● Set exercise
Transcribe the records below exactly as they appear.

:: Supplied records ::

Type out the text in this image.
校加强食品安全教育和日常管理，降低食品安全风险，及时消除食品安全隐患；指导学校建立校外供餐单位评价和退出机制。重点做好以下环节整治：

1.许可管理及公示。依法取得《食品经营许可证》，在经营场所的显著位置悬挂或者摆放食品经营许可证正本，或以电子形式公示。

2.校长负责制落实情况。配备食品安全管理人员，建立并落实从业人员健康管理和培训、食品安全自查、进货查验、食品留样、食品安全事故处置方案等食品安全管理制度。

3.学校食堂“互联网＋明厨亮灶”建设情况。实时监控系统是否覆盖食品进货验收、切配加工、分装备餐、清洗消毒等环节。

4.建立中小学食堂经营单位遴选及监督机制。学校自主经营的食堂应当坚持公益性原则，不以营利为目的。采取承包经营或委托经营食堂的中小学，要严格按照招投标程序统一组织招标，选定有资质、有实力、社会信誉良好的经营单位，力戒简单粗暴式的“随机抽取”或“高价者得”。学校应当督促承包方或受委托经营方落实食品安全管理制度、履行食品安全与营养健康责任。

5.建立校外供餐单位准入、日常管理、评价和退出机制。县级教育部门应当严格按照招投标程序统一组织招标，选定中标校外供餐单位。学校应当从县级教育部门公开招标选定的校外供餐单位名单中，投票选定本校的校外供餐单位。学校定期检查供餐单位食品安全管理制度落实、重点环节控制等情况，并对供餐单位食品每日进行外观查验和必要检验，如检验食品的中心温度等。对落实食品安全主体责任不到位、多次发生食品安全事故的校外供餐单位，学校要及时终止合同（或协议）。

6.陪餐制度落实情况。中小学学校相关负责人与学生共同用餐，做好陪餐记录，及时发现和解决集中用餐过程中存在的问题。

:::

● Response to the exercise
Type out the text in this image.
校加强食品安全教育和日常管理，降低食品安全风险，及时消除食品安全隐患；指导学校建立校外供餐单位评价和退出机制。重点做好以下环节整治：

1.许可管理及公示。依法取得《食品经营许可证》，在经营场所的显著位置悬挂或者摆放食品经营许可证正本，或以电子形式公示。

2.校长负责制落实情况。配备食品安全管理人员，建立并落实从业人员健康管理和培训、食品安全自查、进货查验、食品留样、食品安全事故处置方案等食品安全管理制度。

3.学校食堂“互联网＋明厨亮灶”建设情况。实时监控系统是否覆盖食品进货验收、切配加工、分装备餐、清洗消毒等环节。

4.建立中小学食堂经营单位遴选及监督机制。学校自主经营的食堂应当坚持公益性原则，不以营利为目的。采取承包经营或委托经营食堂的中小学，要严格按照招投标程序统一组织招标，选定有资质、有实力、社会信誉良好的经营单位，力戒简单粗暴式的“随机抽取”或“高价者得”。学校应当督促承包方或受委托经营方落实食品安全管理制度、履行食品安全与营养健康责任。

5.建立校外供餐单位准入、日常管理、评价和退出机制。县级教育部门应当严格按照招投标程序统一组织招标，选定中标校外供餐单位。学校应当从县级教育部门公开招标选定的校外供餐单位名单中，投票选定本校的校外供餐单位。学校定期检查供餐单位食品安全管理制度落实、重点环节控制等情况，并对供餐单位食品每日进行外观查验和必要检验，如检验食品的中心温度等。对落实食品安全主体责任不到位、多次发生食品安全事故的校外供餐单位，学校要及时终止合同（或协议）。

6.陪餐制度落实情况。中小学学校相关负责人与学生共同用餐，做好陪餐记录，及时发现和解决集中用餐过程中存在的问题。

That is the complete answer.